# Record extracts

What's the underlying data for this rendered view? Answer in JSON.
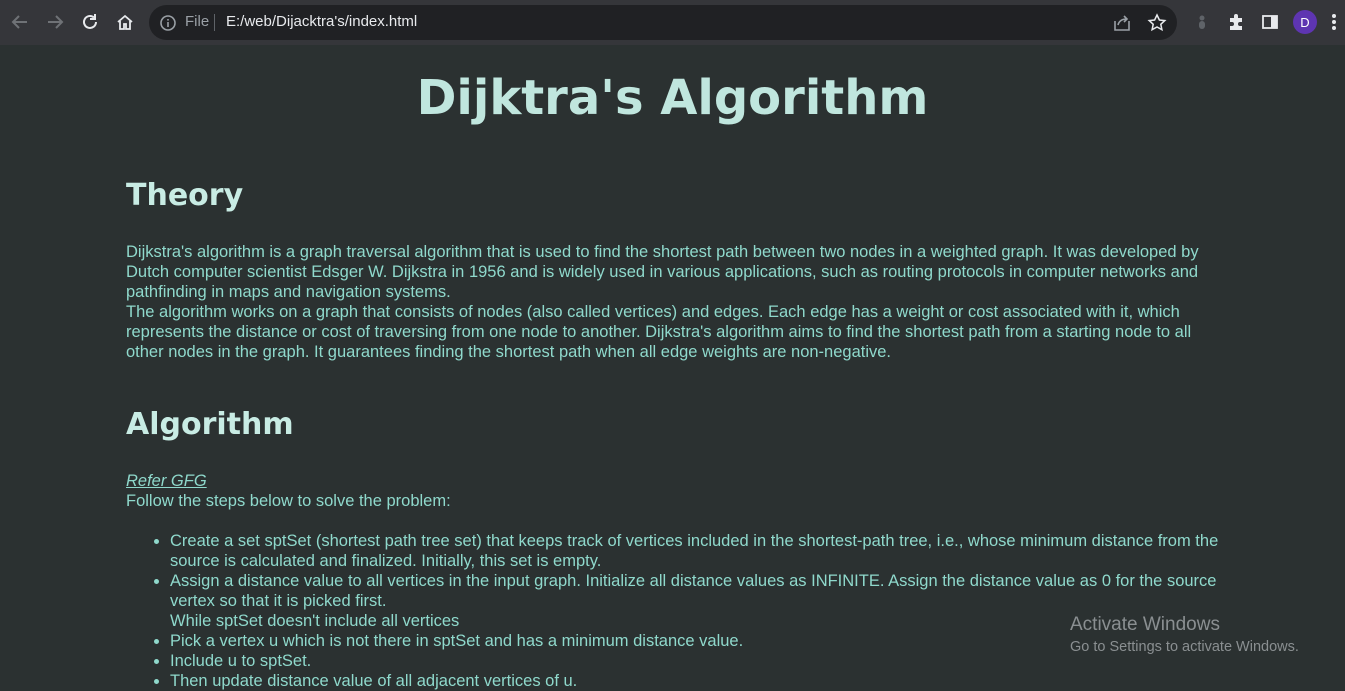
{
  "browser": {
    "file_label": "File",
    "url": "E:/web/Dijacktra's/index.html",
    "avatar_letter": "D"
  },
  "page": {
    "title": "Dijktra's Algorithm",
    "theory": {
      "heading": "Theory",
      "para1": "Dijkstra's algorithm is a graph traversal algorithm that is used to find the shortest path between two nodes in a weighted graph. It was developed by Dutch computer scientist Edsger W. Dijkstra in 1956 and is widely used in various applications, such as routing protocols in computer networks and pathfinding in maps and navigation systems.",
      "para2": "The algorithm works on a graph that consists of nodes (also called vertices) and edges. Each edge has a weight or cost associated with it, which represents the distance or cost of traversing from one node to another. Dijkstra's algorithm aims to find the shortest path from a starting node to all other nodes in the graph. It guarantees finding the shortest path when all edge weights are non-negative."
    },
    "algorithm": {
      "heading": "Algorithm",
      "refer_link": "Refer GFG",
      "intro": "Follow the steps below to solve the problem:",
      "steps": [
        "Create a set sptSet (shortest path tree set) that keeps track of vertices included in the shortest-path tree, i.e., whose minimum distance from the source is calculated and finalized. Initially, this set is empty.",
        "Assign a distance value to all vertices in the input graph. Initialize all distance values as INFINITE. Assign the distance value as 0 for the source vertex so that it is picked first.",
        "While sptSet doesn't include all vertices",
        "Pick a vertex u which is not there in sptSet and has a minimum distance value.",
        "Include u to sptSet.",
        "Then update distance value of all adjacent vertices of u."
      ]
    }
  },
  "watermark": {
    "line1": "Activate Windows",
    "line2": "Go to Settings to activate Windows."
  },
  "colors": {
    "background": "#2b3131",
    "title": "#c0e6de",
    "text": "#8fd9cc",
    "toolbar": "#35363a",
    "omnibox": "#202124"
  }
}
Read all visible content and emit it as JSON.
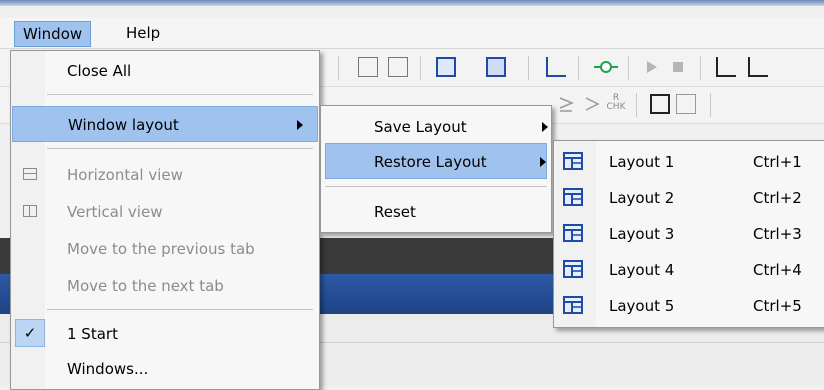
{
  "menubar": {
    "window_label": "Window",
    "help_label": "Help"
  },
  "window_menu": {
    "items": [
      {
        "label": "Close All"
      },
      {
        "label": "Window layout"
      },
      {
        "label": "Horizontal view"
      },
      {
        "label": "Vertical view"
      },
      {
        "label": "Move to the previous tab"
      },
      {
        "label": "Move to the next tab"
      },
      {
        "label": "1 Start"
      },
      {
        "label": "Windows..."
      }
    ]
  },
  "layout_menu": {
    "items": [
      {
        "label": "Save Layout"
      },
      {
        "label": "Restore Layout"
      },
      {
        "label": "Reset"
      }
    ]
  },
  "restore_menu": {
    "items": [
      {
        "label": "Layout 1",
        "shortcut": "Ctrl+1"
      },
      {
        "label": "Layout 2",
        "shortcut": "Ctrl+2"
      },
      {
        "label": "Layout 3",
        "shortcut": "Ctrl+3"
      },
      {
        "label": "Layout 4",
        "shortcut": "Ctrl+4"
      },
      {
        "label": "Layout 5",
        "shortcut": "Ctrl+5"
      }
    ]
  },
  "toolbar": {
    "chk_icon_text": "CHK",
    "chk_icon_letter": "R"
  },
  "colors": {
    "highlight": "#9fc3ee",
    "disabled_text": "#8c8c8c",
    "band_dark": "#3a3a3a",
    "band_blue": "#2d5aa6",
    "icon_blue": "#1e4aa8",
    "icon_green": "#1aa34a"
  }
}
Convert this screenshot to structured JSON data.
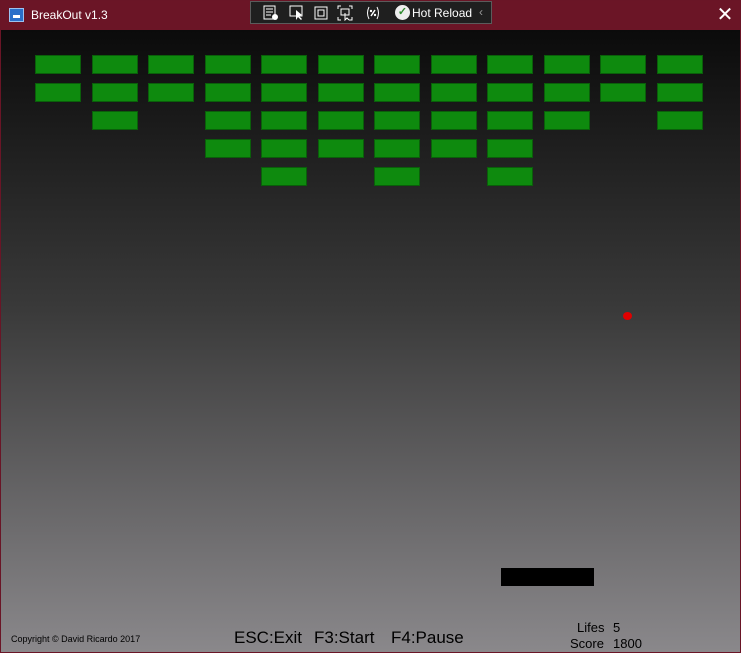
{
  "window": {
    "title": "BreakOut v1.3",
    "close_glyph": "✕",
    "titlebar_color": "#6b1526"
  },
  "devbar": {
    "hot_reload_label": "Hot Reload",
    "collapse_glyph": "‹",
    "icons": [
      "live-visual-tree-icon",
      "select-element-icon",
      "display-layout-adorners-icon",
      "track-focus-icon",
      "binding-failures-icon",
      "hot-reload-check-icon"
    ]
  },
  "game": {
    "brick_color": "#0e8a0e",
    "ball_color": "#e00000",
    "paddle_color": "#000000",
    "grid": {
      "columns": 12,
      "rows": 5
    },
    "bricks_present": [
      [
        1,
        1,
        1,
        1,
        1,
        1,
        1,
        1,
        1,
        1,
        1,
        1
      ],
      [
        1,
        1,
        1,
        1,
        1,
        1,
        1,
        1,
        1,
        1,
        1,
        1
      ],
      [
        0,
        1,
        0,
        1,
        1,
        1,
        1,
        1,
        1,
        1,
        0,
        1
      ],
      [
        0,
        0,
        0,
        1,
        1,
        1,
        1,
        1,
        1,
        0,
        0,
        0
      ],
      [
        0,
        0,
        0,
        0,
        1,
        0,
        1,
        0,
        1,
        0,
        0,
        0
      ]
    ],
    "copyright": "Copyright © David Ricardo 2017",
    "controls": {
      "exit": "ESC:Exit",
      "start": "F3:Start",
      "pause": "F4:Pause"
    },
    "stats": {
      "lives_label": "Lifes",
      "lives_value": "5",
      "score_label": "Score",
      "score_value": "1800"
    }
  }
}
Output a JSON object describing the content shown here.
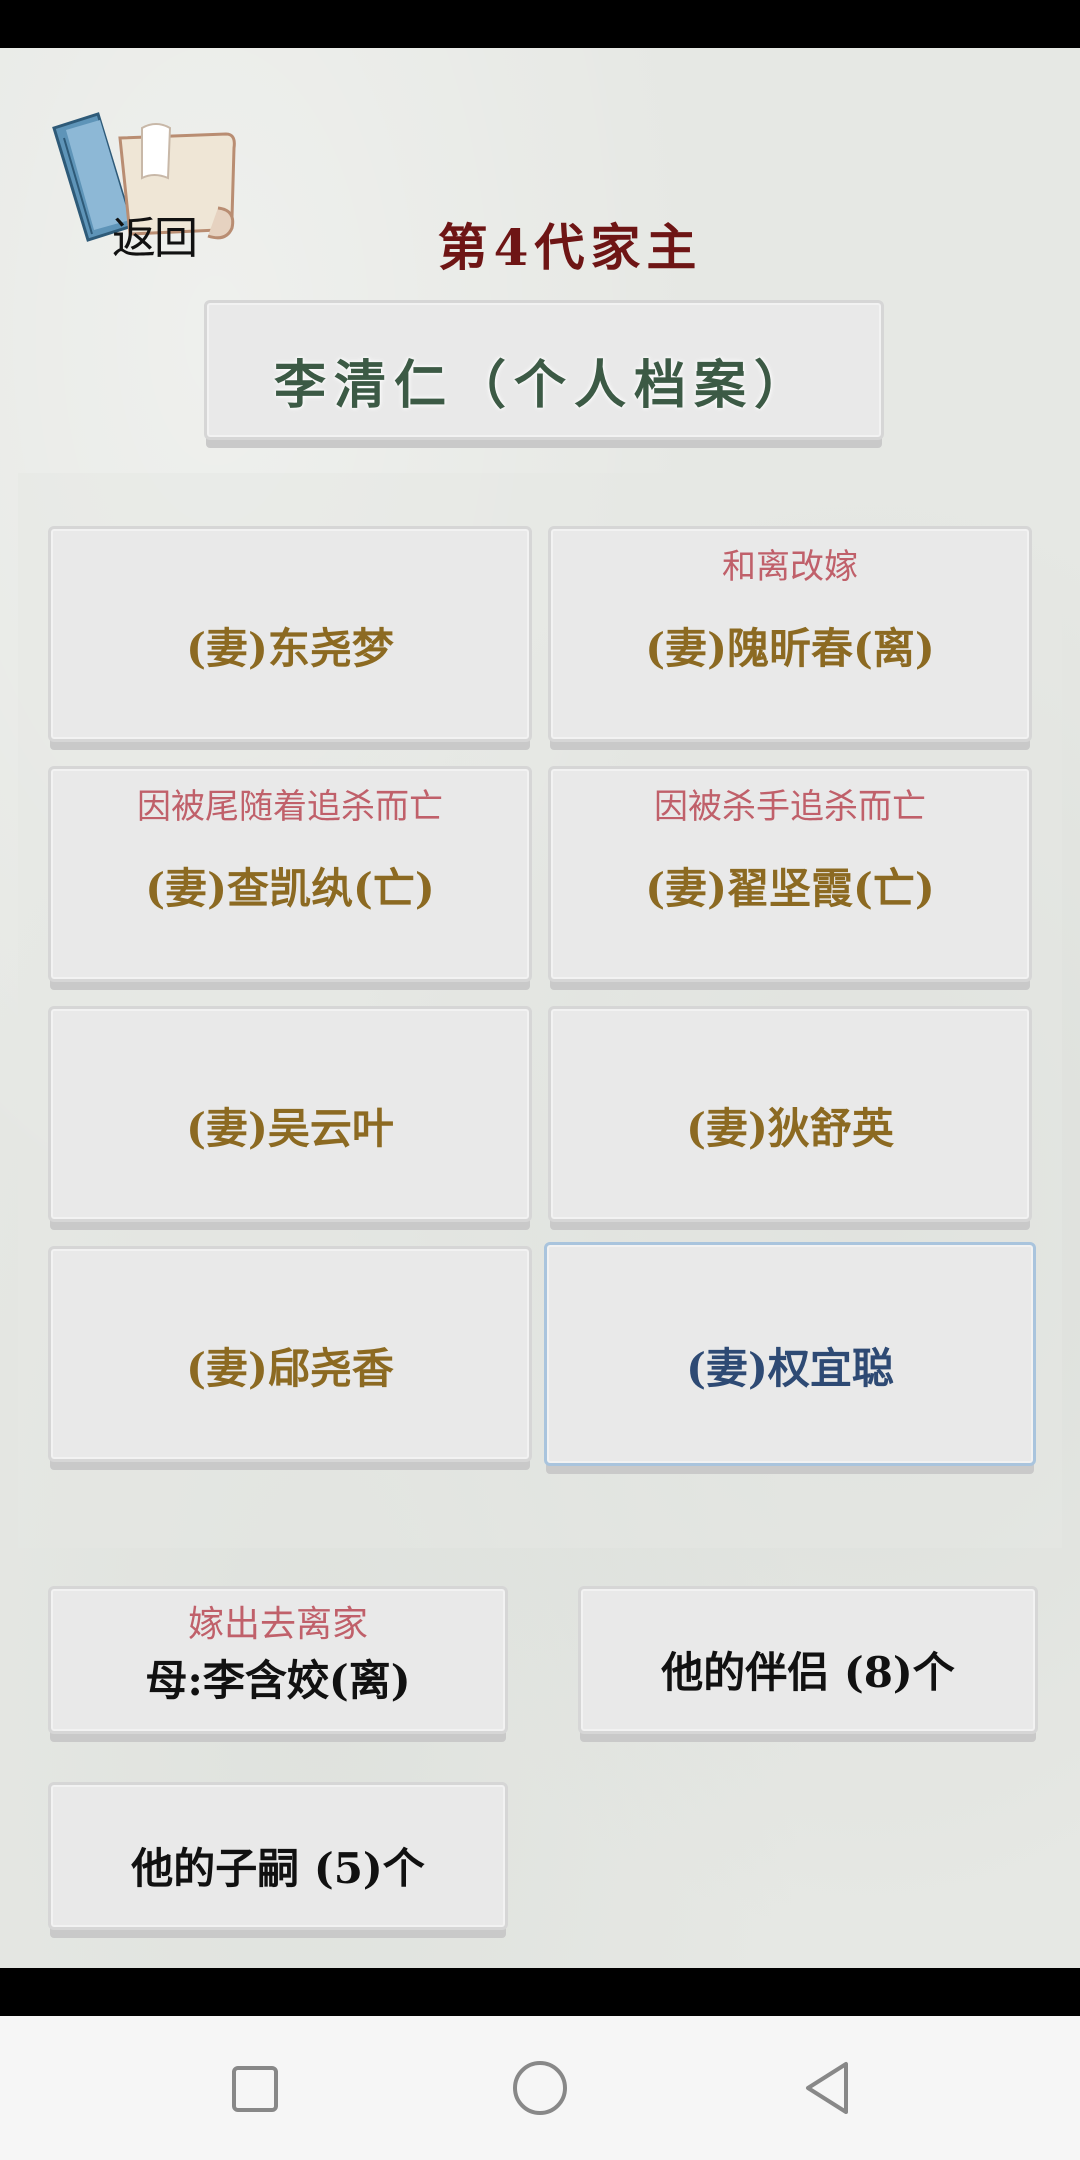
{
  "header": {
    "back_label": "返回",
    "generation_title": "第4代家主",
    "profile_title": "李清仁（个人档案）"
  },
  "spouses": [
    {
      "note": "",
      "name": "(妻)东尧梦"
    },
    {
      "note": "和离改嫁",
      "name": "(妻)隗昕春(离)"
    },
    {
      "note": "因被尾随着追杀而亡",
      "name": "(妻)查凯纨(亡)"
    },
    {
      "note": "因被杀手追杀而亡",
      "name": "(妻)翟坚霞(亡)"
    },
    {
      "note": "",
      "name": "(妻)吴云叶"
    },
    {
      "note": "",
      "name": "(妻)狄舒英"
    },
    {
      "note": "",
      "name": "(妻)郈尧香"
    },
    {
      "note": "",
      "name": "(妻)权宜聪"
    }
  ],
  "bottom": {
    "mother_note": "嫁出去离家",
    "mother_name": "母:李含姣(离)",
    "partners": "他的伴侣 (8)个",
    "children": "他的子嗣 (5)个"
  },
  "icons": {
    "back": "scroll-book-icon",
    "nav_recent": "square-icon",
    "nav_home": "circle-icon",
    "nav_back": "triangle-back-icon"
  },
  "colors": {
    "generation_title": "#6e1515",
    "profile_title": "#3c5a45",
    "spouse_name": "#8c6a22",
    "selected_name": "#2e4a74",
    "note": "#c0606a"
  }
}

# Directive
Return the full material word for word. Do not include the pictures.

# Response to this exercise
What's the underlying data for this rendered view? Answer in JSON.
{
  "browser": {
    "file_label": "File",
    "url": "E:/web/Dijacktra's/index.html",
    "avatar_letter": "D"
  },
  "page": {
    "title": "Dijktra's Algorithm",
    "theory": {
      "heading": "Theory",
      "para1": "Dijkstra's algorithm is a graph traversal algorithm that is used to find the shortest path between two nodes in a weighted graph. It was developed by Dutch computer scientist Edsger W. Dijkstra in 1956 and is widely used in various applications, such as routing protocols in computer networks and pathfinding in maps and navigation systems.",
      "para2": "The algorithm works on a graph that consists of nodes (also called vertices) and edges. Each edge has a weight or cost associated with it, which represents the distance or cost of traversing from one node to another. Dijkstra's algorithm aims to find the shortest path from a starting node to all other nodes in the graph. It guarantees finding the shortest path when all edge weights are non-negative."
    },
    "algorithm": {
      "heading": "Algorithm",
      "refer_link": "Refer GFG",
      "intro": "Follow the steps below to solve the problem:",
      "steps": [
        "Create a set sptSet (shortest path tree set) that keeps track of vertices included in the shortest-path tree, i.e., whose minimum distance from the source is calculated and finalized. Initially, this set is empty.",
        "Assign a distance value to all vertices in the input graph. Initialize all distance values as INFINITE. Assign the distance value as 0 for the source vertex so that it is picked first.",
        "While sptSet doesn't include all vertices",
        "Pick a vertex u which is not there in sptSet and has a minimum distance value.",
        "Include u to sptSet.",
        "Then update distance value of all adjacent vertices of u."
      ]
    }
  },
  "watermark": {
    "line1": "Activate Windows",
    "line2": "Go to Settings to activate Windows."
  },
  "colors": {
    "background": "#2b3131",
    "title": "#c0e6de",
    "text": "#8fd9cc",
    "toolbar": "#35363a",
    "omnibox": "#202124"
  }
}
Read all visible content and emit it as JSON.
{
  "menubar": {
    "window_label": "Window",
    "help_label": "Help"
  },
  "window_menu": {
    "items": [
      {
        "label": "Close All"
      },
      {
        "label": "Window layout"
      },
      {
        "label": "Horizontal view"
      },
      {
        "label": "Vertical view"
      },
      {
        "label": "Move to the previous tab"
      },
      {
        "label": "Move to the next tab"
      },
      {
        "label": "1 Start"
      },
      {
        "label": "Windows..."
      }
    ]
  },
  "layout_menu": {
    "items": [
      {
        "label": "Save Layout"
      },
      {
        "label": "Restore Layout"
      },
      {
        "label": "Reset"
      }
    ]
  },
  "restore_menu": {
    "items": [
      {
        "label": "Layout 1",
        "shortcut": "Ctrl+1"
      },
      {
        "label": "Layout 2",
        "shortcut": "Ctrl+2"
      },
      {
        "label": "Layout 3",
        "shortcut": "Ctrl+3"
      },
      {
        "label": "Layout 4",
        "shortcut": "Ctrl+4"
      },
      {
        "label": "Layout 5",
        "shortcut": "Ctrl+5"
      }
    ]
  },
  "toolbar": {
    "chk_icon_text": "CHK",
    "chk_icon_letter": "R"
  },
  "colors": {
    "highlight": "#9fc3ee",
    "disabled_text": "#8c8c8c",
    "band_dark": "#3a3a3a",
    "band_blue": "#2d5aa6",
    "icon_blue": "#1e4aa8",
    "icon_green": "#1aa34a"
  }
}
Convert this screenshot to structured JSON data.
{
  "window": {
    "title": "BreakOut v1.3",
    "close_glyph": "✕",
    "titlebar_color": "#6b1526"
  },
  "devbar": {
    "hot_reload_label": "Hot Reload",
    "collapse_glyph": "‹",
    "icons": [
      "live-visual-tree-icon",
      "select-element-icon",
      "display-layout-adorners-icon",
      "track-focus-icon",
      "binding-failures-icon",
      "hot-reload-check-icon"
    ]
  },
  "game": {
    "brick_color": "#0e8a0e",
    "ball_color": "#e00000",
    "paddle_color": "#000000",
    "grid": {
      "columns": 12,
      "rows": 5
    },
    "bricks_present": [
      [
        1,
        1,
        1,
        1,
        1,
        1,
        1,
        1,
        1,
        1,
        1,
        1
      ],
      [
        1,
        1,
        1,
        1,
        1,
        1,
        1,
        1,
        1,
        1,
        1,
        1
      ],
      [
        0,
        1,
        0,
        1,
        1,
        1,
        1,
        1,
        1,
        1,
        0,
        1
      ],
      [
        0,
        0,
        0,
        1,
        1,
        1,
        1,
        1,
        1,
        0,
        0,
        0
      ],
      [
        0,
        0,
        0,
        0,
        1,
        0,
        1,
        0,
        1,
        0,
        0,
        0
      ]
    ],
    "copyright": "Copyright © David Ricardo 2017",
    "controls": {
      "exit": "ESC:Exit",
      "start": "F3:Start",
      "pause": "F4:Pause"
    },
    "stats": {
      "lives_label": "Lifes",
      "lives_value": "5",
      "score_label": "Score",
      "score_value": "1800"
    }
  }
}
Output a JSON object describing the content shown here.
{
  "header": {
    "back_label": "返回",
    "generation_title": "第4代家主",
    "profile_title": "李清仁（个人档案）"
  },
  "spouses": [
    {
      "note": "",
      "name": "(妻)东尧梦"
    },
    {
      "note": "和离改嫁",
      "name": "(妻)隗昕春(离)"
    },
    {
      "note": "因被尾随着追杀而亡",
      "name": "(妻)查凯纨(亡)"
    },
    {
      "note": "因被杀手追杀而亡",
      "name": "(妻)翟坚霞(亡)"
    },
    {
      "note": "",
      "name": "(妻)吴云叶"
    },
    {
      "note": "",
      "name": "(妻)狄舒英"
    },
    {
      "note": "",
      "name": "(妻)郈尧香"
    },
    {
      "note": "",
      "name": "(妻)权宜聪"
    }
  ],
  "bottom": {
    "mother_note": "嫁出去离家",
    "mother_name": "母:李含姣(离)",
    "partners": "他的伴侣 (8)个",
    "children": "他的子嗣 (5)个"
  },
  "icons": {
    "back": "scroll-book-icon",
    "nav_recent": "square-icon",
    "nav_home": "circle-icon",
    "nav_back": "triangle-back-icon"
  },
  "colors": {
    "generation_title": "#6e1515",
    "profile_title": "#3c5a45",
    "spouse_name": "#8c6a22",
    "selected_name": "#2e4a74",
    "note": "#c0606a"
  }
}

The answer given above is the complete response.